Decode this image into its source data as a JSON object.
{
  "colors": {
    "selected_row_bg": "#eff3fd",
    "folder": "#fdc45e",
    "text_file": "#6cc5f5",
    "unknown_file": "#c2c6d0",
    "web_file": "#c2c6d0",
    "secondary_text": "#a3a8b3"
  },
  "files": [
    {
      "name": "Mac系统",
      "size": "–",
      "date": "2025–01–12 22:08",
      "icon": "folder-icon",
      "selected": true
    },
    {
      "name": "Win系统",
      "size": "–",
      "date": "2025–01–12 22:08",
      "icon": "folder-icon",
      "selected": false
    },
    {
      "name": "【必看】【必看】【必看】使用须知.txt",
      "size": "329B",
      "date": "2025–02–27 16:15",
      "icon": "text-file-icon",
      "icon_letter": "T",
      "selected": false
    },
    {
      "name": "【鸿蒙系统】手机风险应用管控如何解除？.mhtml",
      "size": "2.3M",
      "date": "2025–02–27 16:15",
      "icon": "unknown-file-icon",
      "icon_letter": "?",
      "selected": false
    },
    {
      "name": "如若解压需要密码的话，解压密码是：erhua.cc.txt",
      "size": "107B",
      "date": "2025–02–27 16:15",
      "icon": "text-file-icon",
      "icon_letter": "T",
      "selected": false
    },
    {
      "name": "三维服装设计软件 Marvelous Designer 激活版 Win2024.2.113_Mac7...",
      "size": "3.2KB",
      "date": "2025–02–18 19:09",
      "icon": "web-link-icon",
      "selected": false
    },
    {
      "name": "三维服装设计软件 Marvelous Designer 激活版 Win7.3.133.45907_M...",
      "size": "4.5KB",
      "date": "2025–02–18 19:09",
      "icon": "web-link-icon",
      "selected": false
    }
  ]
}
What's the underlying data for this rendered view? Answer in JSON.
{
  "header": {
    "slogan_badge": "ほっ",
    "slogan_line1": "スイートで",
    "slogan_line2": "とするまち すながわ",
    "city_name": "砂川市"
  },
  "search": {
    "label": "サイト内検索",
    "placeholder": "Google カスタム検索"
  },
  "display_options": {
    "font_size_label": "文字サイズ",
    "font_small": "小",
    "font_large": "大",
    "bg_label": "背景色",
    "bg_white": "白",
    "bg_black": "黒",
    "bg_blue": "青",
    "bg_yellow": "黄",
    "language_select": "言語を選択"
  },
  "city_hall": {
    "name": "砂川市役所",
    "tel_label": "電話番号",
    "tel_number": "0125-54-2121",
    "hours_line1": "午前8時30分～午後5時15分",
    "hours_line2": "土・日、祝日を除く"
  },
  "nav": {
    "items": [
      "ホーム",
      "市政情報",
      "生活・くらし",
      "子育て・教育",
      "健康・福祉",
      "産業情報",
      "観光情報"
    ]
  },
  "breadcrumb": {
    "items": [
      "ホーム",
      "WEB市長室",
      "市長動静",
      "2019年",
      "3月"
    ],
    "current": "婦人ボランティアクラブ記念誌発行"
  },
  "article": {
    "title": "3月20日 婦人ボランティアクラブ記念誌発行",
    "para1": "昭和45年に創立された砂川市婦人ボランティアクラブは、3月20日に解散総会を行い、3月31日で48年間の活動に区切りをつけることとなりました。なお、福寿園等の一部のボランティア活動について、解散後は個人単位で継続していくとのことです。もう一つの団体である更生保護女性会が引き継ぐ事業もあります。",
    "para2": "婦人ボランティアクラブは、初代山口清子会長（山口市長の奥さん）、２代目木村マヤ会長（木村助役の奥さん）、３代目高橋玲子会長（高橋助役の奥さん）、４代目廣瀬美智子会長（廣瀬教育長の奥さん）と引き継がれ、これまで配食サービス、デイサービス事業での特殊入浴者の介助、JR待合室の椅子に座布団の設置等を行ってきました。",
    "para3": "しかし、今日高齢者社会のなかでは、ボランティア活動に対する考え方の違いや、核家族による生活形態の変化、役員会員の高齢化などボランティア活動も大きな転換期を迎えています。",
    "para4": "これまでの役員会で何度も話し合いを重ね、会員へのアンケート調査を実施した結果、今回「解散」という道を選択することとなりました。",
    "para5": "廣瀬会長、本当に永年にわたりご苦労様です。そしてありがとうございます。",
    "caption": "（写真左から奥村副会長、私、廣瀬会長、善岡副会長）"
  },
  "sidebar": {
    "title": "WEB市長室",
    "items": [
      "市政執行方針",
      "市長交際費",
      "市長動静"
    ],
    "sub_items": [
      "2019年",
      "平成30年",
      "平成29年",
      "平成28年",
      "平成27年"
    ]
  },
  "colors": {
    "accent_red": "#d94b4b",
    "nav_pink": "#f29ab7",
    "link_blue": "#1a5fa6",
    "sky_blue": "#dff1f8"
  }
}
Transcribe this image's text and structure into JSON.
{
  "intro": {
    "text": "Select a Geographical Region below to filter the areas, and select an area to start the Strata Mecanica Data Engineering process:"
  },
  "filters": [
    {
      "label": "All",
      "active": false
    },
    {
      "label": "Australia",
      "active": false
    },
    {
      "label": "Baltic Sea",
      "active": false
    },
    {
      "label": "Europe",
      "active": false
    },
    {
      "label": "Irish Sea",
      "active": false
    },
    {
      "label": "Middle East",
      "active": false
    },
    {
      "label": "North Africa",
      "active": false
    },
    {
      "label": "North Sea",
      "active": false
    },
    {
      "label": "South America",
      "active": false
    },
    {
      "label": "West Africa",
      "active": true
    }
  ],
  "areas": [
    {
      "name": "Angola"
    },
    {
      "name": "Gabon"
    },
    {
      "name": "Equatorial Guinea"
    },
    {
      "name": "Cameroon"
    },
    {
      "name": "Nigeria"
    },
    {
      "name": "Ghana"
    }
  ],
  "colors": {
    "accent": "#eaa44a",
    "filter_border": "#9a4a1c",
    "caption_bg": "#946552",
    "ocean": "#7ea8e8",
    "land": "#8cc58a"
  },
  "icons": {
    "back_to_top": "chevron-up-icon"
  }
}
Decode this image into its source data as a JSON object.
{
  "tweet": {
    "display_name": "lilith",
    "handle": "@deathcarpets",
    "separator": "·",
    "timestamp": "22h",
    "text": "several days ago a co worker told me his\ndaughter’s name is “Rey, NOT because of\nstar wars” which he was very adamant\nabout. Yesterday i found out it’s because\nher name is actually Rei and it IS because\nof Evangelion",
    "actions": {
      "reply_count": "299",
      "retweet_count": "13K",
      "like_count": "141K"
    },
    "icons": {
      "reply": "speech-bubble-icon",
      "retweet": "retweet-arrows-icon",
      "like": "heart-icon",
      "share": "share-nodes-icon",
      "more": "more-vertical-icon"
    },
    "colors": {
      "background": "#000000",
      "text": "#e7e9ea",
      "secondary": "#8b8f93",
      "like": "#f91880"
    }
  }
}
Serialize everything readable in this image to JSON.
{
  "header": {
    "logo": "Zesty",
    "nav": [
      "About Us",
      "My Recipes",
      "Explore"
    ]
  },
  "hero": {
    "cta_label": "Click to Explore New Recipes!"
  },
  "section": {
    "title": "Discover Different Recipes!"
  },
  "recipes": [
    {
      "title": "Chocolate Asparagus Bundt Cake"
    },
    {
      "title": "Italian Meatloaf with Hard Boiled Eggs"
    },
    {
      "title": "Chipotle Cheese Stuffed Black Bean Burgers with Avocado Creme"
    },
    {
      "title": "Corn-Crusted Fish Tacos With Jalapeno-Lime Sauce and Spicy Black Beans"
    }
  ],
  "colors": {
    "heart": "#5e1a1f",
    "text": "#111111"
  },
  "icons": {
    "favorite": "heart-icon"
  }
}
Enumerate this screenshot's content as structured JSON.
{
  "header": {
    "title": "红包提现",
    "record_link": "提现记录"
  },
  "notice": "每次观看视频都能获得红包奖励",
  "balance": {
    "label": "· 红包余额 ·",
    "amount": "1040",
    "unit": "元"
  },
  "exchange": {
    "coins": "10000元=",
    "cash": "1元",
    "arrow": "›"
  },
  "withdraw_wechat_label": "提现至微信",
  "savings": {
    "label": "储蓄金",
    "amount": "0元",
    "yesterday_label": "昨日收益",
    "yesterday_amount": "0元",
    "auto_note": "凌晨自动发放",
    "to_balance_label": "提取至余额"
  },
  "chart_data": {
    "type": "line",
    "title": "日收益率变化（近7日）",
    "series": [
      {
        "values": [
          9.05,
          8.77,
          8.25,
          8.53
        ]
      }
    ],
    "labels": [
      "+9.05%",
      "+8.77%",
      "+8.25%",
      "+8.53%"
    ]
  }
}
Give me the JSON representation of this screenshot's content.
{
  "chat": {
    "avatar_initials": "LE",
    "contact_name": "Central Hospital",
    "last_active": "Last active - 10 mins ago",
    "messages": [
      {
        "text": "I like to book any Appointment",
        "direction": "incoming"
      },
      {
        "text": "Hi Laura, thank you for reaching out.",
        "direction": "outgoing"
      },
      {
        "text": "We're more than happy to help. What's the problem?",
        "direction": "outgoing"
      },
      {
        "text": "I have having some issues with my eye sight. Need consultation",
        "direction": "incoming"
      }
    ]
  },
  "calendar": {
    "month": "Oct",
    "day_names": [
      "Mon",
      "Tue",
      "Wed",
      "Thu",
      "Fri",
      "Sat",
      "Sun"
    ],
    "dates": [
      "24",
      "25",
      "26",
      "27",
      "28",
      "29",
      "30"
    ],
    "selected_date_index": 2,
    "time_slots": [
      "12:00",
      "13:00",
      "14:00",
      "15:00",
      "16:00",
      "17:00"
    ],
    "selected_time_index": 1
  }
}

+===+

• _AIM_: Identify lines with the string "screenshot". Copy each one.

• _RESULT OF THIS EXERCISE_:
Enumerate this screenshot's content as structured JSON.
Give me the JSON representation of this screenshot's content.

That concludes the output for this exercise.